→ **Extrait du document**:
(La Prospérité
11/10/2012)
Une fois de plus, la loi de la majorité mécanique a triomphé
à l’Assemblée nationale, dans ce qui nous tient lieu de Parlement. Le projet
d’interpellation du Premier ministre, initié par un Député de l’opposition, a
été rejeté en bloc.
Non pas parce qu’il était sans objet, mais uniquement parce
qu’il a été jugé prématuré et inopportun par les députés de la majorité
présidentielle, là où l’opposition mettait en avant la pertinence et l’urgence
de cette interpellation, compte tenue de la situation générale que vit le pays.
Au décompte, la loi du nombre l’a emporté.
Exit la motion d’interpellation,
Matata Ponyo, le Premier ministre, peut se couler des jours tranquilles sur le
dos d’une Assemblée nationale qui ne se gêne pas d’être ainsi inféodée au
gouvernement, dans une sorte de démocratie de la médiocrité. En tout état de
cause, esquiver une question posée, n’est pas la meilleure façon d’y apporter
des solutions. Au minimum, les préoccupations populaires qui ont été soulevées
par cette interpellation manquée resteront pendantes mais toujours présentes sur
les causes réelles des guerres successives à l’Est; sur la mauvaise gouvernance
tant décriée; sur la corruption ambiante ; sur l’inefficacité légendaire de nos
services de sécurité ; sur la précarité des conditions de vie de la majorité de
congolais ; sur la corruption de la justice ; sur la montée du banditisme urbain
; etc.
Et au surplus, tout le monde aura compris que, faute d’avoir des réponses
aux attentes de la population, le gouvernement des « surdoués » n’aura été qu’un
terrible accident de l’histoire qui risque de partir en laissant derrière lui
des milliers de pourquoi sans réponses. Reste les questions que tout le monde se
pose à Kinshasa la frondeuse dans les salons huppés, comme dans nos quartiers
démunis, dans nos universités délabrées, comme dans nos églises surabondées, et
que le téméraire Député a voulu poser au Premier ministre :
1. Pourquoi depuis
une décennie, aucun gouvernement ne parvient à mettre un terme définitif aux
souffrances des congolais meurtris par des guerres successives à l’Est du pays ?
2. Si l’on admet que c’est le Rwanda qui nous agresse, pourquoi, le gouvernement
n’a-t-il pas rappelé notre Ambassadeur au Rwanda en signe de protestation et
pourquoi n’a t-il pas convoqué l’Ambassadeur du Rwanda en RDC pour explication ?
3. Pourquoi dans les rencontres internationales au plus haut niveau on s’empêche
délibérément de citer le nom de l’agresseur rwandais ?
4. Pourquoi ces multiples
tentatives de balkanisation de notre pays et des velléités sécessionnistes de
certaines provinces ?
5. Pourquoi cette incapacité de nos forces armées et de
sécurité à défendre l’intégrité du territoire nationale face aux groupes
rebelles et des armées étrangères ?

→ **Tâches à réaliser**:
1) Résumez en deux ou trois phrases le paragraphe de l'article qui commence par « Non pas parce qu'il était sans objet ». Gardez-en les faits principaux.
2) Recopiez sans rien changer la partie des enregistrements qui va du tout début jusqu'à la ligne contenant « client-name[interactable]: MaxPerform [232,890,335,912] », cette ligne comprise.
L'article et les enregistrements n'ont aucun lien entre eux.

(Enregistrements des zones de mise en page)

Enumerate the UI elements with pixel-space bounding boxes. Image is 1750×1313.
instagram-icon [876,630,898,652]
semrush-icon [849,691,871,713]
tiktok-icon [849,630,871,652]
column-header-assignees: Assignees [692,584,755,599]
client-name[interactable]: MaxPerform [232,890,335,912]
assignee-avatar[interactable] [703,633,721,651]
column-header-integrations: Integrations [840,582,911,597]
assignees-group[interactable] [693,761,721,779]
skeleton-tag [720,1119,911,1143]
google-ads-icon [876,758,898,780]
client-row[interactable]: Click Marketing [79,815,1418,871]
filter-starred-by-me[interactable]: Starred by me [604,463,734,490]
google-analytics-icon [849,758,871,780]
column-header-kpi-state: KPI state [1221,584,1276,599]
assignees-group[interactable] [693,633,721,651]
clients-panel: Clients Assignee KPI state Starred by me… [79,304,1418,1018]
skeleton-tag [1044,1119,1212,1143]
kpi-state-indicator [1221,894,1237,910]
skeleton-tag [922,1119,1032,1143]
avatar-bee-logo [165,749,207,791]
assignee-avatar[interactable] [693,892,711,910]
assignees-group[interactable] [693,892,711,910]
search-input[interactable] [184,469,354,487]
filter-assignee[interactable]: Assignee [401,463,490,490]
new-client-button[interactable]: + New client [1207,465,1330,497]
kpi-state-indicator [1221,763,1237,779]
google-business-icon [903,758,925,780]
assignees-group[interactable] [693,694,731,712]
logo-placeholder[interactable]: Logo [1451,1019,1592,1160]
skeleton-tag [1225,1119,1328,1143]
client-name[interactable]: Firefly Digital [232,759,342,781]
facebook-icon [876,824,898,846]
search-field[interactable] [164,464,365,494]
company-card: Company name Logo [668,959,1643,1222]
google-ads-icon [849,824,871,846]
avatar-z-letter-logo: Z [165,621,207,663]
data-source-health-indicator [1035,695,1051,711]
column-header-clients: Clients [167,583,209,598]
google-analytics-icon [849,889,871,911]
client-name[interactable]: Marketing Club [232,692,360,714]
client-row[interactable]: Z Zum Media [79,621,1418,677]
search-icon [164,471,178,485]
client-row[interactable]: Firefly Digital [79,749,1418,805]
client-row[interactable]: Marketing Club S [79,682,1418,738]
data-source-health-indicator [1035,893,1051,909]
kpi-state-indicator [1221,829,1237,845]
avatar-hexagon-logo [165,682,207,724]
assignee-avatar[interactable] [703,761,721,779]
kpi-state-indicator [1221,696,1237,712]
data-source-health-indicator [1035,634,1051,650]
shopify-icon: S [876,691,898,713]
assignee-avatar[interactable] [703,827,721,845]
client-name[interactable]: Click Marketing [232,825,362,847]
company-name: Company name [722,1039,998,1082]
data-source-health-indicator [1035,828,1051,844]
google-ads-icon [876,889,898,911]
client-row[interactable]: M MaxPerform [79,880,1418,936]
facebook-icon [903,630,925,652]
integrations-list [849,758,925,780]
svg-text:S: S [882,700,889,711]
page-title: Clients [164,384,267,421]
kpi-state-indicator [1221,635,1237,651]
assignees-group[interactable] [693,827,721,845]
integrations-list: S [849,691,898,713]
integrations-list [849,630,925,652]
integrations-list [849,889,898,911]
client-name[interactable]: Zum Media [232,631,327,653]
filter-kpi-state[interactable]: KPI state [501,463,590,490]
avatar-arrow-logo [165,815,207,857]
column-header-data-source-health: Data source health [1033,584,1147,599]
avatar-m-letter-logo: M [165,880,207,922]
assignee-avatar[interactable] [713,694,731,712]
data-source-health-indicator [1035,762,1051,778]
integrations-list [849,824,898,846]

→ **Résultats par tâche**:
1) Les députés de la majorité présidentielle ont rejeté l'interpellation. Ce n'était pas parce qu'elle était sans objet, mais parce qu'ils la jugeaient prématurée et inopportune. L'opposition, elle, insistait sur sa pertinence et son urgence vu la situation du pays, mais au vote, le nombre l'a emporté.

2)
Enumerate the UI elements with pixel-space bounding boxes. Image is 1750×1313.
instagram-icon [876,630,898,652]
semrush-icon [849,691,871,713]
tiktok-icon [849,630,871,652]
column-header-assignees: Assignees [692,584,755,599]
client-name[interactable]: MaxPerform [232,890,335,912]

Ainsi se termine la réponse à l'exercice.